#### Records provided
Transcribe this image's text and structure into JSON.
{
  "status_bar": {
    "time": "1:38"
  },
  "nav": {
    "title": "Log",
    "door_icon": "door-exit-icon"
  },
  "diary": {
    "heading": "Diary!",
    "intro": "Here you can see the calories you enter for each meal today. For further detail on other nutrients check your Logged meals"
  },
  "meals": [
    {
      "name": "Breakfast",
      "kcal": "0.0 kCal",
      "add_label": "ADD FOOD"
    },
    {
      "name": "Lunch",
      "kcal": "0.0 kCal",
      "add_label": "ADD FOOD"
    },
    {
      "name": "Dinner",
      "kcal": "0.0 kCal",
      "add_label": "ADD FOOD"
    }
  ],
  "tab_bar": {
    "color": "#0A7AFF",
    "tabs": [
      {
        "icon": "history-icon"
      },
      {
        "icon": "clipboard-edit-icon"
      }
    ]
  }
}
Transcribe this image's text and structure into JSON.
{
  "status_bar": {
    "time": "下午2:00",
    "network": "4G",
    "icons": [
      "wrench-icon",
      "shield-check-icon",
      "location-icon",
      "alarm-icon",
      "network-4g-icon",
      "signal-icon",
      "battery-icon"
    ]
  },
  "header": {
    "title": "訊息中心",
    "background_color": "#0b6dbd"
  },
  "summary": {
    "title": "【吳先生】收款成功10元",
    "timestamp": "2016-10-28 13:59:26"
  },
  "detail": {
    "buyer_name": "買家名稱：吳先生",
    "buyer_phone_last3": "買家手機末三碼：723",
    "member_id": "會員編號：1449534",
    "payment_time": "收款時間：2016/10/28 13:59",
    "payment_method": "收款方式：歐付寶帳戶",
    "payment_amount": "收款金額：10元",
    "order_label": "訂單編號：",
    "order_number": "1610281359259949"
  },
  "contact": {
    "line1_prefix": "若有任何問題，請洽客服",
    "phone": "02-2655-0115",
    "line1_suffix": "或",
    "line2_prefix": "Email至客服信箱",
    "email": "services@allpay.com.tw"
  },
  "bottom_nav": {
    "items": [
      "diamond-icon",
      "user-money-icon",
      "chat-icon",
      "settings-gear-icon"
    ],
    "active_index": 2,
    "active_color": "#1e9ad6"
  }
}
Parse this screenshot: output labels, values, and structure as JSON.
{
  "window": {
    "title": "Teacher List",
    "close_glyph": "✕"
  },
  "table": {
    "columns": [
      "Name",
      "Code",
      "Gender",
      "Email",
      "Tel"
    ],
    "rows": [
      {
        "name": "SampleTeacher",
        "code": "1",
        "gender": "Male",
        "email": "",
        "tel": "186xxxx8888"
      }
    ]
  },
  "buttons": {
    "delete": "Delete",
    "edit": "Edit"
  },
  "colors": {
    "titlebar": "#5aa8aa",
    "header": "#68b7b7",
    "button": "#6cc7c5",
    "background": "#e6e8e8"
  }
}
########
Short task:
Which lines in the listing above hold the word "meals"? Show each of them.

Exercise response:
    "intro": "Here you can see the calories you enter for each meal today. For further detail on other nutrients check your Logged meals"
  "meals": [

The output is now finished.